Input records —
++++++

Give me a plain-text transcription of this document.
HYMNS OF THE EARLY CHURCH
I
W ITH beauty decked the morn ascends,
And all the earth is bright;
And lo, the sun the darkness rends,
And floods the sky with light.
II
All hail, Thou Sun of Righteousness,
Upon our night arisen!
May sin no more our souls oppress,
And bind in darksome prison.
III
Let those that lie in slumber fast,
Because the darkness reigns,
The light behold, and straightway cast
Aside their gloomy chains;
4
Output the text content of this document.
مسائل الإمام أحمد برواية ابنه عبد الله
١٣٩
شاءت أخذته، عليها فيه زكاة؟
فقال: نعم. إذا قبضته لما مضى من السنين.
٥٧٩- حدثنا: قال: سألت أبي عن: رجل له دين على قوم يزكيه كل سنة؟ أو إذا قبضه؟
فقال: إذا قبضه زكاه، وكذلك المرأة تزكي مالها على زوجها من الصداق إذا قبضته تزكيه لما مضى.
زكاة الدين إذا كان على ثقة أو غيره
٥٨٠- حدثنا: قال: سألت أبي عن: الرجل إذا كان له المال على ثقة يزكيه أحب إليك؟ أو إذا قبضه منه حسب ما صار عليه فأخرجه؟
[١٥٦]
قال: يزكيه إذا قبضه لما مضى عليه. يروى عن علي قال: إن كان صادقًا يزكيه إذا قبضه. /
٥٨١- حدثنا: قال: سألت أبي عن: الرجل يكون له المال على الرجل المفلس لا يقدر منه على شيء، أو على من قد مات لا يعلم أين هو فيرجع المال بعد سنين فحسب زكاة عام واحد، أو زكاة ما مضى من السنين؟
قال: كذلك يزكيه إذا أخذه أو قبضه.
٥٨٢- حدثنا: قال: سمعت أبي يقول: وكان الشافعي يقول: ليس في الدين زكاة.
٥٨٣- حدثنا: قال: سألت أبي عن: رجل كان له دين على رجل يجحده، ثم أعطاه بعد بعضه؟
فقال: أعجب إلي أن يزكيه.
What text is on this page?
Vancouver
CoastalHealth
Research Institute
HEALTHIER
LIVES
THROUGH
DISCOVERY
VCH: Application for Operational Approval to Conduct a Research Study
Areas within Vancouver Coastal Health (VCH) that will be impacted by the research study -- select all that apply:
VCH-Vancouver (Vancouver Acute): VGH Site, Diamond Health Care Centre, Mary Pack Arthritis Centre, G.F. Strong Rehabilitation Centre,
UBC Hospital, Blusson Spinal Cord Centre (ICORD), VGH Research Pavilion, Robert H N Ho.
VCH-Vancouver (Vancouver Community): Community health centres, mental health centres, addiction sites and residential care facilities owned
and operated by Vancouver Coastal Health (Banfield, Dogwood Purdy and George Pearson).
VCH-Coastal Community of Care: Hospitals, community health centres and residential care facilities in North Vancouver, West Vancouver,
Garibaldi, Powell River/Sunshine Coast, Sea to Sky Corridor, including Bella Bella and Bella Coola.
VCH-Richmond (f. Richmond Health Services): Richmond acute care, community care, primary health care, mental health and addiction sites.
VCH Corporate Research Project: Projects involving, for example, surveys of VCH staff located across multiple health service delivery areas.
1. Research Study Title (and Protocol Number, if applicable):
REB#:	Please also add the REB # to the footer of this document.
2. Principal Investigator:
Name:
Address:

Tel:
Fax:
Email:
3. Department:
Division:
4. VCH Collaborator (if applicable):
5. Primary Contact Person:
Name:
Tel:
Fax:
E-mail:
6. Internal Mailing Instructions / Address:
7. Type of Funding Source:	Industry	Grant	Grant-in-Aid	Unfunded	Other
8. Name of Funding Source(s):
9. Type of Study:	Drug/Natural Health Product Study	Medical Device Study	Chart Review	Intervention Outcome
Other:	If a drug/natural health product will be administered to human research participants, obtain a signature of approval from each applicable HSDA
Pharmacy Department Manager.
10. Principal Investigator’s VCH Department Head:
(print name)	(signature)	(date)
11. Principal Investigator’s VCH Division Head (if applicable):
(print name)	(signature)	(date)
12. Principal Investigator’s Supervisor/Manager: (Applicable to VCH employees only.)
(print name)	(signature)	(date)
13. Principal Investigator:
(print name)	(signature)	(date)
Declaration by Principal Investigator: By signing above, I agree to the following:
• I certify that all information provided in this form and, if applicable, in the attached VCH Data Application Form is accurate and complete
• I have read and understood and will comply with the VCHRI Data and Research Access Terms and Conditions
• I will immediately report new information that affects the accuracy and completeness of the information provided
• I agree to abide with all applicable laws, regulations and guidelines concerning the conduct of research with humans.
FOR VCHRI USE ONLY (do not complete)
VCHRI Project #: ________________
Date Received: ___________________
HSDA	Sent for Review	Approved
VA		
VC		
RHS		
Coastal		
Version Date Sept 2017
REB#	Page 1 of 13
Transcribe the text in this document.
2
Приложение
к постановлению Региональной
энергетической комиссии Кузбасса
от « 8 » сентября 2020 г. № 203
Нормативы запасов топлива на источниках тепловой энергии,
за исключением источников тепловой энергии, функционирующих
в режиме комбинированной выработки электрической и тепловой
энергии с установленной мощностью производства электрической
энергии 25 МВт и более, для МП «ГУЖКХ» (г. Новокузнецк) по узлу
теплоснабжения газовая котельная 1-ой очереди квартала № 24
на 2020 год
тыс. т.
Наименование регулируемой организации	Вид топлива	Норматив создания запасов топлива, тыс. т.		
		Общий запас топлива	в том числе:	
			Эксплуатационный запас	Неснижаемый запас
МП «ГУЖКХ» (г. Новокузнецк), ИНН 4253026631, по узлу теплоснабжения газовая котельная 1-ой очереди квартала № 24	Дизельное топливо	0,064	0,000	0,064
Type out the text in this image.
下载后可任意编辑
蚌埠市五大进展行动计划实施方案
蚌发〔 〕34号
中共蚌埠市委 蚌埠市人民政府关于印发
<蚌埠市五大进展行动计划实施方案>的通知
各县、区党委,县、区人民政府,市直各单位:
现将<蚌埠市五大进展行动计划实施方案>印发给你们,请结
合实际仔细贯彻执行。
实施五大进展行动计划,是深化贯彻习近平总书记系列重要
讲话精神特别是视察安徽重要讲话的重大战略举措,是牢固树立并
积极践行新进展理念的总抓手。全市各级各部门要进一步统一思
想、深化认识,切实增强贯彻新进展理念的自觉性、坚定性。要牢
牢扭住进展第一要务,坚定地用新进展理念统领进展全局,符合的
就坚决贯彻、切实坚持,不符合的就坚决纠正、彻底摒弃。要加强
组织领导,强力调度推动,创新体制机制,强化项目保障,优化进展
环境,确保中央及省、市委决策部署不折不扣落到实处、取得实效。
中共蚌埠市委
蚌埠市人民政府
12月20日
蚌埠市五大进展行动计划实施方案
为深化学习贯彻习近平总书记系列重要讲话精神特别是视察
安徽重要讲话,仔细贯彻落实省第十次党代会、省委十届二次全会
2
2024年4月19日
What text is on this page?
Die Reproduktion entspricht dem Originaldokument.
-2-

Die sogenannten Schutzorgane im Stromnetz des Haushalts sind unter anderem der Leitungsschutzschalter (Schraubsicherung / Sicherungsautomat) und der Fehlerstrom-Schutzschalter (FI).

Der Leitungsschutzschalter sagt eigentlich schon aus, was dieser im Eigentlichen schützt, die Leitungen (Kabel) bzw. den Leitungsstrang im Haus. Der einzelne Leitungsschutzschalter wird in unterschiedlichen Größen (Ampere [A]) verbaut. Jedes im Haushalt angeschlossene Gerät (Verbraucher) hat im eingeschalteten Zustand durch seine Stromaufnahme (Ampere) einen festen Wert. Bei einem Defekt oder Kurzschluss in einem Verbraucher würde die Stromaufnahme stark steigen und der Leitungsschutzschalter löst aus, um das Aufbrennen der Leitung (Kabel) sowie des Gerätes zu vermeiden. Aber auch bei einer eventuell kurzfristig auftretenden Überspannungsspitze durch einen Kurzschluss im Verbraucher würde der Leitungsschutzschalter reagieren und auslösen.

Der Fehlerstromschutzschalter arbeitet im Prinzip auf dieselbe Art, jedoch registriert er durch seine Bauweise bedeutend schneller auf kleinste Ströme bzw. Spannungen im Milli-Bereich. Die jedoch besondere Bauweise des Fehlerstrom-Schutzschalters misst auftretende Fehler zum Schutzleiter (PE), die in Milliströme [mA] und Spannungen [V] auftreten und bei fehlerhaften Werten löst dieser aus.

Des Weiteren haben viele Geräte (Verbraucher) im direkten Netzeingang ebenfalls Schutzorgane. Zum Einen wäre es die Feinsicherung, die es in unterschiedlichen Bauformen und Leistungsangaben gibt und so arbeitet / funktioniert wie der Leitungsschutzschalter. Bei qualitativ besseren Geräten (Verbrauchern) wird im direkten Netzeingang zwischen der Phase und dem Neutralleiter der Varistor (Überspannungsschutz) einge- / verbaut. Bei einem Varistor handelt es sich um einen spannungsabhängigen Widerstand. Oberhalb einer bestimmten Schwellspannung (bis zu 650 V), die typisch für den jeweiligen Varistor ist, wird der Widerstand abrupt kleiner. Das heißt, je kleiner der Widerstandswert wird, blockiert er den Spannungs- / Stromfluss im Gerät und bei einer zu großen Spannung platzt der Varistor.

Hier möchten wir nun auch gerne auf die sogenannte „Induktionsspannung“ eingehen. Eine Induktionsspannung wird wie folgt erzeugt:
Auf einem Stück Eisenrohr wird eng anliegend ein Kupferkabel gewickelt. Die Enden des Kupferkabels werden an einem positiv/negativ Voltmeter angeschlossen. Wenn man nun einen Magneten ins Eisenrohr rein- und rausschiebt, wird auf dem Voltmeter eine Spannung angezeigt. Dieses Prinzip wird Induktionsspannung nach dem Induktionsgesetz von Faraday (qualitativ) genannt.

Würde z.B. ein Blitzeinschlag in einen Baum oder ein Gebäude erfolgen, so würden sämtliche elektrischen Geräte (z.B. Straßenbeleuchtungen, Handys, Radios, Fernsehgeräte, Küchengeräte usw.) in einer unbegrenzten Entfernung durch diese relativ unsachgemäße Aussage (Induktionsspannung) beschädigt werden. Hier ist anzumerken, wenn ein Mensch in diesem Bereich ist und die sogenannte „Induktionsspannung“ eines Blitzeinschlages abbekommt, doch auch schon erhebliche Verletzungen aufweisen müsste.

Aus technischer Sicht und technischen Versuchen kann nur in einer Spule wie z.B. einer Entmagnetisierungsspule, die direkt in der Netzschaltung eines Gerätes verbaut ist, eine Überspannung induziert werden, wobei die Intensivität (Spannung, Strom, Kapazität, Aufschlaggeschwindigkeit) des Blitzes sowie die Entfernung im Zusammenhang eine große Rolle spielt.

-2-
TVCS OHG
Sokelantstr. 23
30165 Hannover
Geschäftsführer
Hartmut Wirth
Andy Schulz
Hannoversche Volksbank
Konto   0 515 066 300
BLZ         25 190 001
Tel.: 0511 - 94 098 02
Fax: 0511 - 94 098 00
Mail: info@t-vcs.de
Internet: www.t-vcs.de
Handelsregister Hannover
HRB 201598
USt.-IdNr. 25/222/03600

++++++

Aim of the task —
Count the lines of the data that include the string "schon", and give only that number.

Correct output —
2